— Begin Supplied data —

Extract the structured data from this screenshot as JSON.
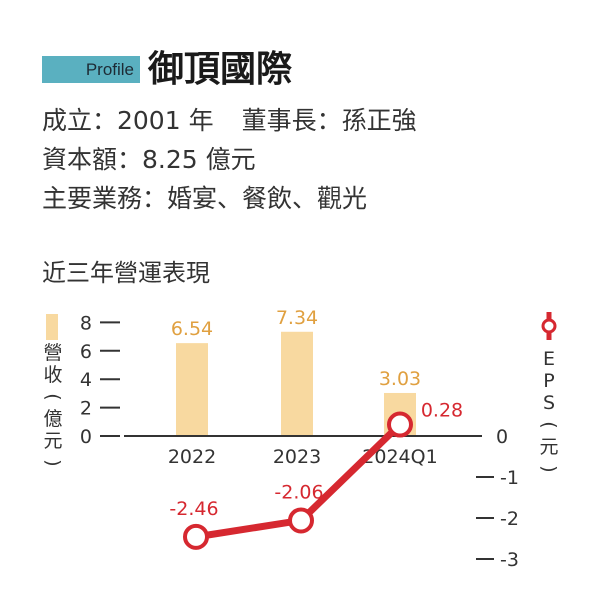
{
  "header": {
    "tag": "Profile",
    "company": "御頂國際"
  },
  "info": {
    "founded": "成立：2001 年",
    "chairman": "董事長：孫正強",
    "capital": "資本額：8.25 億元",
    "business": "主要業務：婚宴、餐飲、觀光"
  },
  "chart_data": {
    "type": "bar+line",
    "title": "近三年營運表現",
    "categories": [
      "2022",
      "2023",
      "2024Q1"
    ],
    "series": [
      {
        "name": "營收(億元)",
        "kind": "bar",
        "axis": "left",
        "color": "#f8d9a0",
        "label_color": "#e0a040",
        "values": [
          6.54,
          7.34,
          3.03
        ],
        "labels": [
          "6.54",
          "7.34",
          "3.03"
        ]
      },
      {
        "name": "EPS(元)",
        "kind": "line",
        "axis": "right",
        "color": "#d62830",
        "values": [
          -2.46,
          -2.06,
          0.28
        ],
        "labels": [
          "-2.46",
          "-2.06",
          "0.28"
        ]
      }
    ],
    "left_axis": {
      "label": "營收(億元)",
      "ticks": [
        0,
        2,
        4,
        6,
        8
      ],
      "tick_labels": [
        "0",
        "2",
        "4",
        "6",
        "8"
      ]
    },
    "right_axis": {
      "label": "EPS(元)",
      "ticks": [
        0,
        -1,
        -2,
        -3
      ],
      "tick_labels": [
        "0",
        "-1",
        "-2",
        "-3"
      ]
    },
    "grid": false
  }
}
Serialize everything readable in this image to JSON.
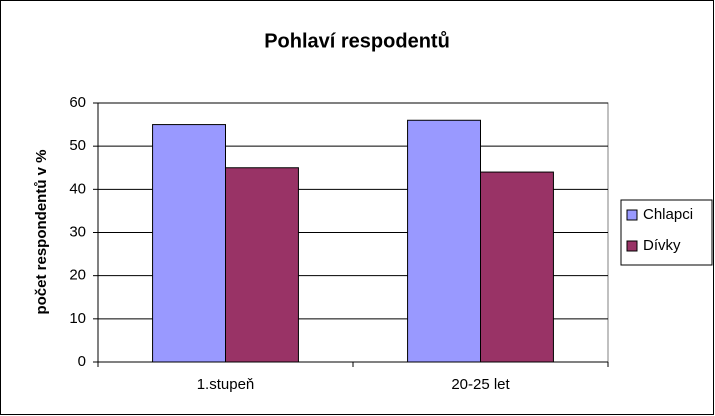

— End Supplied data —

Pictures are not part of the copy; reproduce everything else in the records exactly.

### Complete output
Extract the structured data from this screenshot as JSON.
{
  "header": {
    "tag": "Profile",
    "company": "御頂國際"
  },
  "info": {
    "founded": "成立：2001 年",
    "chairman": "董事長：孫正強",
    "capital": "資本額：8.25 億元",
    "business": "主要業務：婚宴、餐飲、觀光"
  },
  "chart_data": {
    "type": "bar+line",
    "title": "近三年營運表現",
    "categories": [
      "2022",
      "2023",
      "2024Q1"
    ],
    "series": [
      {
        "name": "營收(億元)",
        "kind": "bar",
        "axis": "left",
        "color": "#f8d9a0",
        "label_color": "#e0a040",
        "values": [
          6.54,
          7.34,
          3.03
        ],
        "labels": [
          "6.54",
          "7.34",
          "3.03"
        ]
      },
      {
        "name": "EPS(元)",
        "kind": "line",
        "axis": "right",
        "color": "#d62830",
        "values": [
          -2.46,
          -2.06,
          0.28
        ],
        "labels": [
          "-2.46",
          "-2.06",
          "0.28"
        ]
      }
    ],
    "left_axis": {
      "label": "營收(億元)",
      "ticks": [
        0,
        2,
        4,
        6,
        8
      ],
      "tick_labels": [
        "0",
        "2",
        "4",
        "6",
        "8"
      ]
    },
    "right_axis": {
      "label": "EPS(元)",
      "ticks": [
        0,
        -1,
        -2,
        -3
      ],
      "tick_labels": [
        "0",
        "-1",
        "-2",
        "-3"
      ]
    },
    "grid": false
  }
}
Serialize everything readable in this image to JSON.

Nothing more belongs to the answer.